Exercise objective
Reproduce the records. Keep every word exact and include no images.

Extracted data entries
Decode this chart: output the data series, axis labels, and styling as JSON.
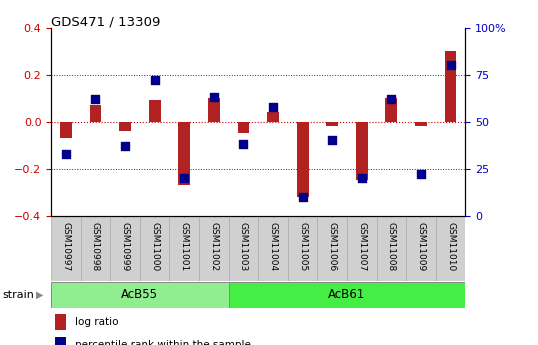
{
  "title": "GDS471 / 13309",
  "samples": [
    "GSM10997",
    "GSM10998",
    "GSM10999",
    "GSM11000",
    "GSM11001",
    "GSM11002",
    "GSM11003",
    "GSM11004",
    "GSM11005",
    "GSM11006",
    "GSM11007",
    "GSM11008",
    "GSM11009",
    "GSM11010"
  ],
  "log_ratio": [
    -0.07,
    0.07,
    -0.04,
    0.09,
    -0.27,
    0.1,
    -0.05,
    0.04,
    -0.32,
    -0.02,
    -0.25,
    0.1,
    -0.02,
    0.3
  ],
  "percentile": [
    33,
    62,
    37,
    72,
    20,
    63,
    38,
    58,
    10,
    40,
    20,
    62,
    22,
    80
  ],
  "bar_color": "#b22222",
  "dot_color": "#00008b",
  "ylim": [
    -0.4,
    0.4
  ],
  "yticks_left": [
    -0.4,
    -0.2,
    0.0,
    0.2,
    0.4
  ],
  "yticks_right": [
    0,
    25,
    50,
    75,
    100
  ],
  "ytick_labels_right": [
    "0",
    "25",
    "50",
    "75",
    "100%"
  ],
  "zero_line_color": "#cc0000",
  "grid_line_color": "#333333",
  "background_color": "#ffffff",
  "acb55_color": "#90ee90",
  "acb61_color": "#44ee44",
  "acb55_label": "AcB55",
  "acb61_label": "AcB61",
  "acb55_samples": 6,
  "acb61_samples": 8,
  "strain_label": "strain",
  "legend_log_ratio": "log ratio",
  "legend_percentile": "percentile rank within the sample",
  "bar_width": 0.4,
  "dot_size": 35
}
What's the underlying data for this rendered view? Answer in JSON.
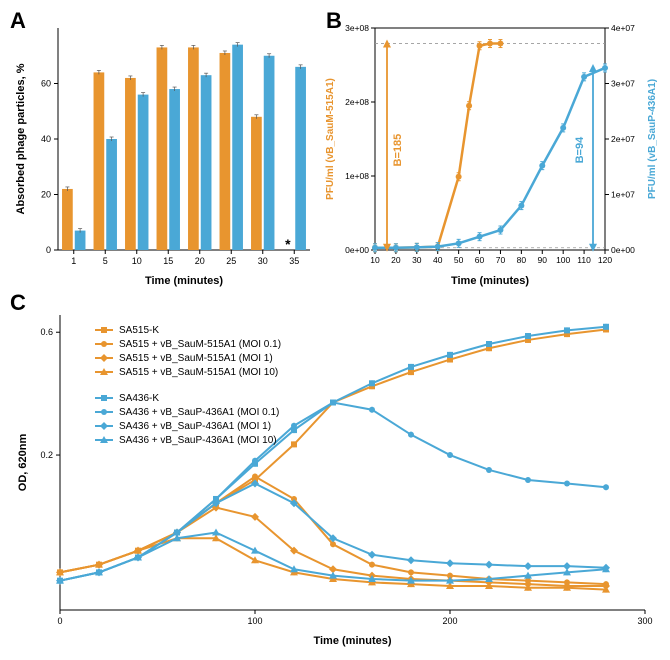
{
  "panelA": {
    "label": "A",
    "type": "bar",
    "xlabel": "Time (minutes)",
    "ylabel": "Absorbed phage particles, %",
    "categories": [
      "1",
      "5",
      "10",
      "15",
      "20",
      "25",
      "30",
      "35"
    ],
    "series1_values": [
      22,
      64,
      62,
      73,
      73,
      71,
      48,
      null
    ],
    "series2_values": [
      7,
      40,
      56,
      58,
      63,
      74,
      70,
      66
    ],
    "series1_color": "#e8952f",
    "series2_color": "#4aa8d6",
    "ylim": [
      0,
      80
    ],
    "yticks": [
      0,
      20,
      40,
      60
    ],
    "star_x_category": "35",
    "error_bar_color": "#555555",
    "background": "#ffffff"
  },
  "panelB": {
    "label": "B",
    "type": "line",
    "xlabel": "Time (minutes)",
    "ylabel_left": "PFU/ml (vB_SauM-515A1)",
    "ylabel_right": "PFU/ml (vB_SauP-436A1)",
    "xticks": [
      "10",
      "20",
      "30",
      "40",
      "50",
      "60",
      "70",
      "80",
      "90",
      "100",
      "110",
      "120"
    ],
    "yticks_left": [
      "0e+00",
      "1e+08",
      "2e+08",
      "3e+08"
    ],
    "yticks_right": [
      "0e+00",
      "1e+07",
      "2e+07",
      "3e+07",
      "4e+07"
    ],
    "series1": {
      "color": "#e8952f",
      "x": [
        10,
        20,
        30,
        40,
        50,
        55,
        60,
        65,
        70
      ],
      "y": [
        0.01,
        0.01,
        0.012,
        0.015,
        0.33,
        0.65,
        0.92,
        0.93,
        0.93
      ],
      "burst_label": "B=185"
    },
    "series2": {
      "color": "#4aa8d6",
      "x": [
        10,
        20,
        30,
        40,
        50,
        60,
        70,
        80,
        90,
        100,
        110,
        120
      ],
      "y": [
        0.01,
        0.01,
        0.012,
        0.015,
        0.03,
        0.06,
        0.09,
        0.2,
        0.38,
        0.55,
        0.78,
        0.82
      ],
      "burst_label": "B=94"
    },
    "dashed_line_color": "#999999"
  },
  "panelC": {
    "label": "C",
    "type": "line",
    "xlabel": "Time (minutes)",
    "ylabel": "OD, 620nm",
    "xticks": [
      "0",
      "100",
      "200",
      "300"
    ],
    "yticks": [
      "0.2",
      "0.6"
    ],
    "colors": {
      "orange": "#e8952f",
      "blue": "#4aa8d6"
    },
    "legend": [
      {
        "label": "SA515-K",
        "color": "#e8952f",
        "marker": "square"
      },
      {
        "label": "SA515 + vB_SauM-515A1 (MOI 0.1)",
        "color": "#e8952f",
        "marker": "circle"
      },
      {
        "label": "SA515 + vB_SauM-515A1 (MOI 1)",
        "color": "#e8952f",
        "marker": "diamond"
      },
      {
        "label": "SA515 + vB_SauM-515A1 (MOI 10)",
        "color": "#e8952f",
        "marker": "triangle"
      },
      {
        "label": "SA436-K",
        "color": "#4aa8d6",
        "marker": "square"
      },
      {
        "label": "SA436 + vB_SauP-436A1 (MOI 0.1)",
        "color": "#4aa8d6",
        "marker": "circle"
      },
      {
        "label": "SA436 + vB_SauP-436A1 (MOI 1)",
        "color": "#4aa8d6",
        "marker": "diamond"
      },
      {
        "label": "SA436 + vB_SauP-436A1 (MOI 10)",
        "color": "#4aa8d6",
        "marker": "triangle"
      }
    ],
    "curves": {
      "SA515K": {
        "color": "#e8952f",
        "marker": "square",
        "y": [
          0.07,
          0.075,
          0.085,
          0.1,
          0.13,
          0.16,
          0.22,
          0.32,
          0.37,
          0.42,
          0.47,
          0.52,
          0.56,
          0.59,
          0.615
        ]
      },
      "SA515_01": {
        "color": "#e8952f",
        "marker": "circle",
        "y": [
          0.07,
          0.075,
          0.085,
          0.1,
          0.13,
          0.165,
          0.135,
          0.09,
          0.075,
          0.07,
          0.068,
          0.066,
          0.065,
          0.064,
          0.063
        ]
      },
      "SA515_1": {
        "color": "#e8952f",
        "marker": "diamond",
        "y": [
          0.07,
          0.075,
          0.085,
          0.1,
          0.125,
          0.115,
          0.085,
          0.072,
          0.068,
          0.066,
          0.065,
          0.064,
          0.063,
          0.062,
          0.062
        ]
      },
      "SA515_10": {
        "color": "#e8952f",
        "marker": "triangle",
        "y": [
          0.07,
          0.075,
          0.085,
          0.095,
          0.095,
          0.078,
          0.07,
          0.066,
          0.064,
          0.063,
          0.062,
          0.062,
          0.061,
          0.061,
          0.06
        ]
      },
      "SA436K": {
        "color": "#4aa8d6",
        "marker": "square",
        "y": [
          0.065,
          0.07,
          0.08,
          0.1,
          0.135,
          0.185,
          0.25,
          0.32,
          0.38,
          0.44,
          0.49,
          0.54,
          0.58,
          0.61,
          0.63
        ]
      },
      "SA436_01": {
        "color": "#4aa8d6",
        "marker": "circle",
        "y": [
          0.065,
          0.07,
          0.08,
          0.1,
          0.135,
          0.19,
          0.26,
          0.32,
          0.3,
          0.24,
          0.2,
          0.175,
          0.16,
          0.155,
          0.15
        ]
      },
      "SA436_1": {
        "color": "#4aa8d6",
        "marker": "diamond",
        "y": [
          0.065,
          0.07,
          0.08,
          0.1,
          0.13,
          0.155,
          0.13,
          0.095,
          0.082,
          0.078,
          0.076,
          0.075,
          0.074,
          0.074,
          0.073
        ]
      },
      "SA436_10": {
        "color": "#4aa8d6",
        "marker": "triangle",
        "y": [
          0.065,
          0.07,
          0.08,
          0.095,
          0.1,
          0.085,
          0.072,
          0.068,
          0.066,
          0.065,
          0.065,
          0.066,
          0.068,
          0.07,
          0.072
        ]
      }
    },
    "x_values": [
      0,
      20,
      40,
      60,
      80,
      100,
      120,
      140,
      160,
      180,
      200,
      220,
      240,
      260,
      280
    ]
  }
}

Response below
Decode this chart: output the data series, axis labels, and styling as JSON.
{
  "title": "GDS471 / 13309",
  "samples": [
    "GSM10997",
    "GSM10998",
    "GSM10999",
    "GSM11000",
    "GSM11001",
    "GSM11002",
    "GSM11003",
    "GSM11004",
    "GSM11005",
    "GSM11006",
    "GSM11007",
    "GSM11008",
    "GSM11009",
    "GSM11010"
  ],
  "log_ratio": [
    -0.07,
    0.07,
    -0.04,
    0.09,
    -0.27,
    0.1,
    -0.05,
    0.04,
    -0.32,
    -0.02,
    -0.25,
    0.1,
    -0.02,
    0.3
  ],
  "percentile": [
    33,
    62,
    37,
    72,
    20,
    63,
    38,
    58,
    10,
    40,
    20,
    62,
    22,
    80
  ],
  "bar_color": "#b22222",
  "dot_color": "#00008b",
  "ylim": [
    -0.4,
    0.4
  ],
  "yticks_left": [
    -0.4,
    -0.2,
    0.0,
    0.2,
    0.4
  ],
  "yticks_right": [
    0,
    25,
    50,
    75,
    100
  ],
  "ytick_labels_right": [
    "0",
    "25",
    "50",
    "75",
    "100%"
  ],
  "zero_line_color": "#cc0000",
  "grid_line_color": "#333333",
  "background_color": "#ffffff",
  "acb55_color": "#90ee90",
  "acb61_color": "#44ee44",
  "acb55_label": "AcB55",
  "acb61_label": "AcB61",
  "acb55_samples": 6,
  "acb61_samples": 8,
  "strain_label": "strain",
  "legend_log_ratio": "log ratio",
  "legend_percentile": "percentile rank within the sample",
  "bar_width": 0.4,
  "dot_size": 35
}
What's the underlying data for this rendered view? Answer in JSON.
{
  "panelA": {
    "label": "A",
    "type": "bar",
    "xlabel": "Time (minutes)",
    "ylabel": "Absorbed phage particles, %",
    "categories": [
      "1",
      "5",
      "10",
      "15",
      "20",
      "25",
      "30",
      "35"
    ],
    "series1_values": [
      22,
      64,
      62,
      73,
      73,
      71,
      48,
      null
    ],
    "series2_values": [
      7,
      40,
      56,
      58,
      63,
      74,
      70,
      66
    ],
    "series1_color": "#e8952f",
    "series2_color": "#4aa8d6",
    "ylim": [
      0,
      80
    ],
    "yticks": [
      0,
      20,
      40,
      60
    ],
    "star_x_category": "35",
    "error_bar_color": "#555555",
    "background": "#ffffff"
  },
  "panelB": {
    "label": "B",
    "type": "line",
    "xlabel": "Time (minutes)",
    "ylabel_left": "PFU/ml (vB_SauM-515A1)",
    "ylabel_right": "PFU/ml (vB_SauP-436A1)",
    "xticks": [
      "10",
      "20",
      "30",
      "40",
      "50",
      "60",
      "70",
      "80",
      "90",
      "100",
      "110",
      "120"
    ],
    "yticks_left": [
      "0e+00",
      "1e+08",
      "2e+08",
      "3e+08"
    ],
    "yticks_right": [
      "0e+00",
      "1e+07",
      "2e+07",
      "3e+07",
      "4e+07"
    ],
    "series1": {
      "color": "#e8952f",
      "x": [
        10,
        20,
        30,
        40,
        50,
        55,
        60,
        65,
        70
      ],
      "y": [
        0.01,
        0.01,
        0.012,
        0.015,
        0.33,
        0.65,
        0.92,
        0.93,
        0.93
      ],
      "burst_label": "B=185"
    },
    "series2": {
      "color": "#4aa8d6",
      "x": [
        10,
        20,
        30,
        40,
        50,
        60,
        70,
        80,
        90,
        100,
        110,
        120
      ],
      "y": [
        0.01,
        0.01,
        0.012,
        0.015,
        0.03,
        0.06,
        0.09,
        0.2,
        0.38,
        0.55,
        0.78,
        0.82
      ],
      "burst_label": "B=94"
    },
    "dashed_line_color": "#999999"
  },
  "panelC": {
    "label": "C",
    "type": "line",
    "xlabel": "Time (minutes)",
    "ylabel": "OD, 620nm",
    "xticks": [
      "0",
      "100",
      "200",
      "300"
    ],
    "yticks": [
      "0.2",
      "0.6"
    ],
    "colors": {
      "orange": "#e8952f",
      "blue": "#4aa8d6"
    },
    "legend": [
      {
        "label": "SA515-K",
        "color": "#e8952f",
        "marker": "square"
      },
      {
        "label": "SA515 + vB_SauM-515A1 (MOI 0.1)",
        "color": "#e8952f",
        "marker": "circle"
      },
      {
        "label": "SA515 + vB_SauM-515A1 (MOI 1)",
        "color": "#e8952f",
        "marker": "diamond"
      },
      {
        "label": "SA515 + vB_SauM-515A1 (MOI 10)",
        "color": "#e8952f",
        "marker": "triangle"
      },
      {
        "label": "SA436-K",
        "color": "#4aa8d6",
        "marker": "square"
      },
      {
        "label": "SA436 + vB_SauP-436A1 (MOI 0.1)",
        "color": "#4aa8d6",
        "marker": "circle"
      },
      {
        "label": "SA436 + vB_SauP-436A1 (MOI 1)",
        "color": "#4aa8d6",
        "marker": "diamond"
      },
      {
        "label": "SA436 + vB_SauP-436A1 (MOI 10)",
        "color": "#4aa8d6",
        "marker": "triangle"
      }
    ],
    "curves": {
      "SA515K": {
        "color": "#e8952f",
        "marker": "square",
        "y": [
          0.07,
          0.075,
          0.085,
          0.1,
          0.13,
          0.16,
          0.22,
          0.32,
          0.37,
          0.42,
          0.47,
          0.52,
          0.56,
          0.59,
          0.615
        ]
      },
      "SA515_01": {
        "color": "#e8952f",
        "marker": "circle",
        "y": [
          0.07,
          0.075,
          0.085,
          0.1,
          0.13,
          0.165,
          0.135,
          0.09,
          0.075,
          0.07,
          0.068,
          0.066,
          0.065,
          0.064,
          0.063
        ]
      },
      "SA515_1": {
        "color": "#e8952f",
        "marker": "diamond",
        "y": [
          0.07,
          0.075,
          0.085,
          0.1,
          0.125,
          0.115,
          0.085,
          0.072,
          0.068,
          0.066,
          0.065,
          0.064,
          0.063,
          0.062,
          0.062
        ]
      },
      "SA515_10": {
        "color": "#e8952f",
        "marker": "triangle",
        "y": [
          0.07,
          0.075,
          0.085,
          0.095,
          0.095,
          0.078,
          0.07,
          0.066,
          0.064,
          0.063,
          0.062,
          0.062,
          0.061,
          0.061,
          0.06
        ]
      },
      "SA436K": {
        "color": "#4aa8d6",
        "marker": "square",
        "y": [
          0.065,
          0.07,
          0.08,
          0.1,
          0.135,
          0.185,
          0.25,
          0.32,
          0.38,
          0.44,
          0.49,
          0.54,
          0.58,
          0.61,
          0.63
        ]
      },
      "SA436_01": {
        "color": "#4aa8d6",
        "marker": "circle",
        "y": [
          0.065,
          0.07,
          0.08,
          0.1,
          0.135,
          0.19,
          0.26,
          0.32,
          0.3,
          0.24,
          0.2,
          0.175,
          0.16,
          0.155,
          0.15
        ]
      },
      "SA436_1": {
        "color": "#4aa8d6",
        "marker": "diamond",
        "y": [
          0.065,
          0.07,
          0.08,
          0.1,
          0.13,
          0.155,
          0.13,
          0.095,
          0.082,
          0.078,
          0.076,
          0.075,
          0.074,
          0.074,
          0.073
        ]
      },
      "SA436_10": {
        "color": "#4aa8d6",
        "marker": "triangle",
        "y": [
          0.065,
          0.07,
          0.08,
          0.095,
          0.1,
          0.085,
          0.072,
          0.068,
          0.066,
          0.065,
          0.065,
          0.066,
          0.068,
          0.07,
          0.072
        ]
      }
    },
    "x_values": [
      0,
      20,
      40,
      60,
      80,
      100,
      120,
      140,
      160,
      180,
      200,
      220,
      240,
      260,
      280
    ]
  }
}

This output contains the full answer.